(Instructions for the task) Write out the complete material exactly as it stands.

(Dataset excerpts)
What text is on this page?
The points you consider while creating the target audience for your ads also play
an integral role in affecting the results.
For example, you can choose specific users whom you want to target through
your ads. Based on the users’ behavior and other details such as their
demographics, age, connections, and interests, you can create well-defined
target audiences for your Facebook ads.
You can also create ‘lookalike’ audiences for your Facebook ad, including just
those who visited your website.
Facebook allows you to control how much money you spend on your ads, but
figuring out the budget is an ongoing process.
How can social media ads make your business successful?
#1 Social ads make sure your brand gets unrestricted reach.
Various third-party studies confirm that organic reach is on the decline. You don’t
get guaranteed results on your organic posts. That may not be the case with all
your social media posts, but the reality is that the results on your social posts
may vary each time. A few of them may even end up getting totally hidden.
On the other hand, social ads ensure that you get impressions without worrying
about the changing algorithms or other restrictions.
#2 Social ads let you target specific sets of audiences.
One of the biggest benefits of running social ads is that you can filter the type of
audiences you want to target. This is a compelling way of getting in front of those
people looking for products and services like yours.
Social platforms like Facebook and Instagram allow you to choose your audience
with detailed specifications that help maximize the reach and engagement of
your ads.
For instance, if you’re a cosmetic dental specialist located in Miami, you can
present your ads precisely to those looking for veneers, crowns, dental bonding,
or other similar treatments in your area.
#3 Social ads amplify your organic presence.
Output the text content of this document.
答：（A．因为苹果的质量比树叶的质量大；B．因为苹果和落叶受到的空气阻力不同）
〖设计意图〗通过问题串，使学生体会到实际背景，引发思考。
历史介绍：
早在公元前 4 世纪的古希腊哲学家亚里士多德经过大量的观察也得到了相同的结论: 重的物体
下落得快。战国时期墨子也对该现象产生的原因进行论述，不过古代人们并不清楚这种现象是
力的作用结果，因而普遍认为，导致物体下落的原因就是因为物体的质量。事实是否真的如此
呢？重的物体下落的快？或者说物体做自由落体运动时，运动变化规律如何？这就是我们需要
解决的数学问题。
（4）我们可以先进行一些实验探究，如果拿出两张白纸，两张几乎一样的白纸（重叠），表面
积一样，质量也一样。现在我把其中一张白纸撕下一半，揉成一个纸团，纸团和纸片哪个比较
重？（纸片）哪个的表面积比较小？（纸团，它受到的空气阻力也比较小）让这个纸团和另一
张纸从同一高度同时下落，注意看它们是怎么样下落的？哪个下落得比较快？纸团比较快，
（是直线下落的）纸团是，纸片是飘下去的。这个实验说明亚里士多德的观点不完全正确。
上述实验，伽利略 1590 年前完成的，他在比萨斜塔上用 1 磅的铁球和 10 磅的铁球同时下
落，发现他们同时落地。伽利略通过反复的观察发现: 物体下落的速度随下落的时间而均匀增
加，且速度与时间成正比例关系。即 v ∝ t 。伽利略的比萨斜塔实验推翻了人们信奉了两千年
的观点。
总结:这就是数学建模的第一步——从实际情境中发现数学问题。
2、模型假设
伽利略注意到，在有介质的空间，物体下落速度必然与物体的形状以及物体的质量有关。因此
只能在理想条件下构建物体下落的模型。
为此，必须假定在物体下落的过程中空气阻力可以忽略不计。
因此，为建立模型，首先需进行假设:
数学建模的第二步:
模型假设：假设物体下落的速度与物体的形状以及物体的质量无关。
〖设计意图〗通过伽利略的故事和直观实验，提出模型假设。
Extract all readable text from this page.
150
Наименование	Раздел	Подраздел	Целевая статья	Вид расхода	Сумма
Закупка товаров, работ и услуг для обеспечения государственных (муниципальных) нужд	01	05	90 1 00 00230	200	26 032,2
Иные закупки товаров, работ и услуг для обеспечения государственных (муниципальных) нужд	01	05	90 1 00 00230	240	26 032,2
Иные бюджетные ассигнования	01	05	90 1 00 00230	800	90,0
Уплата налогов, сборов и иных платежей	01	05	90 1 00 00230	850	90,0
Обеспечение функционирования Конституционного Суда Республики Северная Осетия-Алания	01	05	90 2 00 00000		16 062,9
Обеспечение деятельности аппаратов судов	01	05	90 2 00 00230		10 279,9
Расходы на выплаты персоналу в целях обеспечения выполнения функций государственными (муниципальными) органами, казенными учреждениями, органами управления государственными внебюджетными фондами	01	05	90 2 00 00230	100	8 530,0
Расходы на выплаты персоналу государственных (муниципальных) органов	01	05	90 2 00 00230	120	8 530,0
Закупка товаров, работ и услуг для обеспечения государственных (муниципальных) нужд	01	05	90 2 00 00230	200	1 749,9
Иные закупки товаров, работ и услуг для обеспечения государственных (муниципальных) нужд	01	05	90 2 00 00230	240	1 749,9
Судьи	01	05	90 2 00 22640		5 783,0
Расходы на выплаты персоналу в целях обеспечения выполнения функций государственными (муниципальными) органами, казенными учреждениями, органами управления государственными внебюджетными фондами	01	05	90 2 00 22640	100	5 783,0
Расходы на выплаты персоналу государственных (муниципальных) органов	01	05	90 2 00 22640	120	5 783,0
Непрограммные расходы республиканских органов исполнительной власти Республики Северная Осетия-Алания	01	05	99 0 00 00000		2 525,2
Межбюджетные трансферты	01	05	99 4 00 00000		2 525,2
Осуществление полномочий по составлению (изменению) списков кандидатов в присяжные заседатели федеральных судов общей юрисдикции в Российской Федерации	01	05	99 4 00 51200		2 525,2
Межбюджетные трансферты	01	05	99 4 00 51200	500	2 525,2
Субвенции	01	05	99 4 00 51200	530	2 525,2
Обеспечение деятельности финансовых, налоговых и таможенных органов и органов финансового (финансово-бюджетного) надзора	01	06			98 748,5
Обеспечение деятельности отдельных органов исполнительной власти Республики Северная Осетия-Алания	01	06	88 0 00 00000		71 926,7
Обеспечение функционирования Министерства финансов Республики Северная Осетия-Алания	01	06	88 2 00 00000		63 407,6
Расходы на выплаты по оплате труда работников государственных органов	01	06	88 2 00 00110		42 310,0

(Full solution)
What text is on this page?
The points you consider while creating the target audience for your ads also play
an integral role in affecting the results.
For example, you can choose specific users whom you want to target through
your ads. Based on the users’ behavior and other details such as their
demographics, age, connections, and interests, you can create well-defined
target audiences for your Facebook ads.
You can also create ‘lookalike’ audiences for your Facebook ad, including just
those who visited your website.
Facebook allows you to control how much money you spend on your ads, but
figuring out the budget is an ongoing process.
How can social media ads make your business successful?
#1 Social ads make sure your brand gets unrestricted reach.
Various third-party studies confirm that organic reach is on the decline. You don’t
get guaranteed results on your organic posts. That may not be the case with all
your social media posts, but the reality is that the results on your social posts
may vary each time. A few of them may even end up getting totally hidden.
On the other hand, social ads ensure that you get impressions without worrying
about the changing algorithms or other restrictions.
#2 Social ads let you target specific sets of audiences.
One of the biggest benefits of running social ads is that you can filter the type of
audiences you want to target. This is a compelling way of getting in front of those
people looking for products and services like yours.
Social platforms like Facebook and Instagram allow you to choose your audience
with detailed specifications that help maximize the reach and engagement of
your ads.
For instance, if you’re a cosmetic dental specialist located in Miami, you can
present your ads precisely to those looking for veneers, crowns, dental bonding,
or other similar treatments in your area.
#3 Social ads amplify your organic presence.
Output the text content of this document.
答：（A．因为苹果的质量比树叶的质量大；B．因为苹果和落叶受到的空气阻力不同）
〖设计意图〗通过问题串，使学生体会到实际背景，引发思考。
历史介绍：
早在公元前 4 世纪的古希腊哲学家亚里士多德经过大量的观察也得到了相同的结论: 重的物体
下落得快。战国时期墨子也对该现象产生的原因进行论述，不过古代人们并不清楚这种现象是
力的作用结果，因而普遍认为，导致物体下落的原因就是因为物体的质量。事实是否真的如此
呢？重的物体下落的快？或者说物体做自由落体运动时，运动变化规律如何？这就是我们需要
解决的数学问题。
（4）我们可以先进行一些实验探究，如果拿出两张白纸，两张几乎一样的白纸（重叠），表面
积一样，质量也一样。现在我把其中一张白纸撕下一半，揉成一个纸团，纸团和纸片哪个比较
重？（纸片）哪个的表面积比较小？（纸团，它受到的空气阻力也比较小）让这个纸团和另一
张纸从同一高度同时下落，注意看它们是怎么样下落的？哪个下落得比较快？纸团比较快，
（是直线下落的）纸团是，纸片是飘下去的。这个实验说明亚里士多德的观点不完全正确。
上述实验，伽利略 1590 年前完成的，他在比萨斜塔上用 1 磅的铁球和 10 磅的铁球同时下
落，发现他们同时落地。伽利略通过反复的观察发现: 物体下落的速度随下落的时间而均匀增
加，且速度与时间成正比例关系。即 v ∝ t 。伽利略的比萨斜塔实验推翻了人们信奉了两千年
的观点。
总结:这就是数学建模的第一步——从实际情境中发现数学问题。
2、模型假设
伽利略注意到，在有介质的空间，物体下落速度必然与物体的形状以及物体的质量有关。因此
只能在理想条件下构建物体下落的模型。
为此，必须假定在物体下落的过程中空气阻力可以忽略不计。
因此，为建立模型，首先需进行假设:
数学建模的第二步:
模型假设：假设物体下落的速度与物体的形状以及物体的质量无关。
〖设计意图〗通过伽利略的故事和直观实验，提出模型假设。
Extract all readable text from this page.
150
Наименование	Раздел	Подраздел	Целевая статья	Вид расхода	Сумма
Закупка товаров, работ и услуг для обеспечения государственных (муниципальных) нужд	01	05	90 1 00 00230	200	26 032,2
Иные закупки товаров, работ и услуг для обеспечения государственных (муниципальных) нужд	01	05	90 1 00 00230	240	26 032,2
Иные бюджетные ассигнования	01	05	90 1 00 00230	800	90,0
Уплата налогов, сборов и иных платежей	01	05	90 1 00 00230	850	90,0
Обеспечение функционирования Конституционного Суда Республики Северная Осетия-Алания	01	05	90 2 00 00000		16 062,9
Обеспечение деятельности аппаратов судов	01	05	90 2 00 00230		10 279,9
Расходы на выплаты персоналу в целях обеспечения выполнения функций государственными (муниципальными) органами, казенными учреждениями, органами управления государственными внебюджетными фондами	01	05	90 2 00 00230	100	8 530,0
Расходы на выплаты персоналу государственных (муниципальных) органов	01	05	90 2 00 00230	120	8 530,0
Закупка товаров, работ и услуг для обеспечения государственных (муниципальных) нужд	01	05	90 2 00 00230	200	1 749,9
Иные закупки товаров, работ и услуг для обеспечения государственных (муниципальных) нужд	01	05	90 2 00 00230	240	1 749,9
Судьи	01	05	90 2 00 22640		5 783,0
Расходы на выплаты персоналу в целях обеспечения выполнения функций государственными (муниципальными) органами, казенными учреждениями, органами управления государственными внебюджетными фондами	01	05	90 2 00 22640	100	5 783,0
Расходы на выплаты персоналу государственных (муниципальных) органов	01	05	90 2 00 22640	120	5 783,0
Непрограммные расходы республиканских органов исполнительной власти Республики Северная Осетия-Алания	01	05	99 0 00 00000		2 525,2
Межбюджетные трансферты	01	05	99 4 00 00000		2 525,2
Осуществление полномочий по составлению (изменению) списков кандидатов в присяжные заседатели федеральных судов общей юрисдикции в Российской Федерации	01	05	99 4 00 51200		2 525,2
Межбюджетные трансферты	01	05	99 4 00 51200	500	2 525,2
Субвенции	01	05	99 4 00 51200	530	2 525,2
Обеспечение деятельности финансовых, налоговых и таможенных органов и органов финансового (финансово-бюджетного) надзора	01	06			98 748,5
Обеспечение деятельности отдельных органов исполнительной власти Республики Северная Осетия-Алания	01	06	88 0 00 00000		71 926,7
Обеспечение функционирования Министерства финансов Республики Северная Осетия-Алания	01	06	88 2 00 00000		63 407,6
Расходы на выплаты по оплате труда работников государственных органов	01	06	88 2 00 00110		42 310,0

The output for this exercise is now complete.